==== Records for processing
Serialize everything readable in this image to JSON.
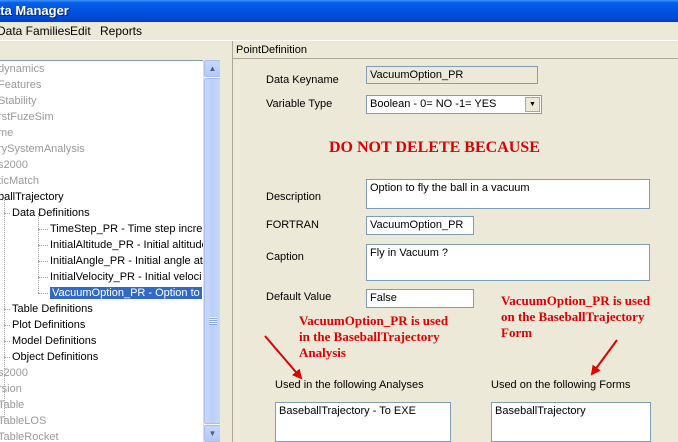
{
  "window": {
    "title": "ata Manager"
  },
  "menu": [
    "Data Families",
    "Edit",
    "Reports"
  ],
  "tree": {
    "items": [
      {
        "label": "dynamics",
        "color": "gray"
      },
      {
        "label": "Features",
        "color": "gray"
      },
      {
        "label": "Stability",
        "color": "gray"
      },
      {
        "label": "rstFuzeSim",
        "color": "gray"
      },
      {
        "label": "me",
        "color": "gray"
      },
      {
        "label": "rySystemAnalysis",
        "color": "gray"
      },
      {
        "label": "s2000",
        "color": "gray"
      },
      {
        "label": "ticMatch",
        "color": "gray"
      },
      {
        "label": "ballTrajectory",
        "color": "black"
      },
      {
        "label": "Data Definitions",
        "color": "black"
      },
      {
        "label": "TimeStep_PR  -  Time step incre",
        "color": "black"
      },
      {
        "label": "InitialAltitude_PR  -  Initial altitude",
        "color": "black"
      },
      {
        "label": "InitialAngle_PR  -  Initial angle at",
        "color": "black"
      },
      {
        "label": "InitialVelocity_PR  -  Initial veloci",
        "color": "black"
      },
      {
        "label": "VacuumOption_PR  -  Option to",
        "color": "selected"
      },
      {
        "label": "Table Definitions",
        "color": "black"
      },
      {
        "label": "Plot Definitions",
        "color": "black"
      },
      {
        "label": "Model Definitions",
        "color": "black"
      },
      {
        "label": "Object Definitions",
        "color": "black"
      },
      {
        "label": "s2000",
        "color": "gray"
      },
      {
        "label": "rsion",
        "color": "gray"
      },
      {
        "label": "Table",
        "color": "gray"
      },
      {
        "label": "TableLOS",
        "color": "gray"
      },
      {
        "label": "TableRocket",
        "color": "gray"
      }
    ]
  },
  "panel": {
    "header": "PointDefinition",
    "data_keyname_label": "Data Keyname",
    "data_keyname_value": "VacuumOption_PR",
    "variable_type_label": "Variable Type",
    "variable_type_value": "Boolean - 0= NO -1= YES",
    "warning": "DO NOT DELETE BECAUSE",
    "description_label": "Description",
    "description_value": "Option to fly the ball in a vacuum",
    "fortran_label": "FORTRAN",
    "fortran_value": "VacuumOption_PR",
    "caption_label": "Caption",
    "caption_value": "Fly in Vacuum ?",
    "default_label": "Default Value",
    "default_value": "False",
    "analyses_label": "Used in the following Analyses",
    "analyses_value": "BaseballTrajectory  -  To EXE",
    "forms_label": "Used on the following Forms",
    "forms_value": "BaseballTrajectory"
  },
  "annotations": {
    "analysis_note_1": "VacuumOption_PR is used",
    "analysis_note_2": "in the BaseballTrajectory",
    "analysis_note_3": "Analysis",
    "form_note_1": "VacuumOption_PR is used",
    "form_note_2": "on the BaseballTrajectory",
    "form_note_3": "Form"
  },
  "colors": {
    "annotation": "#e00000",
    "selection": "#316ac5",
    "titlebar": "#0054e3"
  },
  "icons": {
    "scroll_up": "up-arrow-icon",
    "scroll_down": "down-arrow-icon",
    "combo": "dropdown-arrow-icon"
  }
}
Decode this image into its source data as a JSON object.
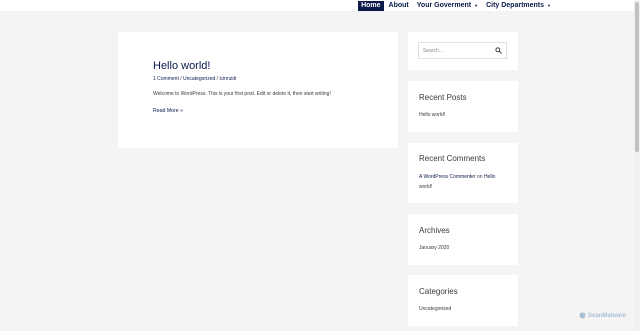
{
  "nav": {
    "items": [
      {
        "label": "Home",
        "active": true
      },
      {
        "label": "About"
      },
      {
        "label": "Your Goverment",
        "dropdown": true
      },
      {
        "label": "City Departments",
        "dropdown": true
      }
    ],
    "caret": "▼"
  },
  "post": {
    "title": "Hello world!",
    "comments": "1 Comment",
    "separator": " / ",
    "category": "Uncategorized",
    "author": "icinnzdr",
    "excerpt": "Welcome to WordPress. This is your first post. Edit or delete it, then start writing!",
    "read_more": "Read More »"
  },
  "sidebar": {
    "search": {
      "placeholder": "Search..."
    },
    "recent_posts": {
      "title": "Recent Posts",
      "items": [
        "Hello world!"
      ]
    },
    "recent_comments": {
      "title": "Recent Comments",
      "author": "A WordPress Commenter",
      "on": " on ",
      "post_part1": "Hello",
      "post_part2": "world!"
    },
    "archives": {
      "title": "Archives",
      "items": [
        "January 2020"
      ]
    },
    "categories": {
      "title": "Categories",
      "items": [
        "Uncategorized"
      ]
    }
  },
  "watermark": {
    "text": "ScanMalware"
  },
  "colors": {
    "accent": "#0a1a4a",
    "background": "#f4f4f4",
    "card": "#ffffff"
  }
}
========
▶ _The exercise_:
Transcribe exactly the portion of the material above that runs from the line containing "Decode this image" through its last line, omitting all pictures.

▶ _Answer in full_:
Decode this image into its source data as a JSON object.
{
  "nav": {
    "items": [
      {
        "label": "Home",
        "active": true
      },
      {
        "label": "About"
      },
      {
        "label": "Your Goverment",
        "dropdown": true
      },
      {
        "label": "City Departments",
        "dropdown": true
      }
    ],
    "caret": "▼"
  },
  "post": {
    "title": "Hello world!",
    "comments": "1 Comment",
    "separator": " / ",
    "category": "Uncategorized",
    "author": "icinnzdr",
    "excerpt": "Welcome to WordPress. This is your first post. Edit or delete it, then start writing!",
    "read_more": "Read More »"
  },
  "sidebar": {
    "search": {
      "placeholder": "Search..."
    },
    "recent_posts": {
      "title": "Recent Posts",
      "items": [
        "Hello world!"
      ]
    },
    "recent_comments": {
      "title": "Recent Comments",
      "author": "A WordPress Commenter",
      "on": " on ",
      "post_part1": "Hello",
      "post_part2": "world!"
    },
    "archives": {
      "title": "Archives",
      "items": [
        "January 2020"
      ]
    },
    "categories": {
      "title": "Categories",
      "items": [
        "Uncategorized"
      ]
    }
  },
  "watermark": {
    "text": "ScanMalware"
  },
  "colors": {
    "accent": "#0a1a4a",
    "background": "#f4f4f4",
    "card": "#ffffff"
  }
}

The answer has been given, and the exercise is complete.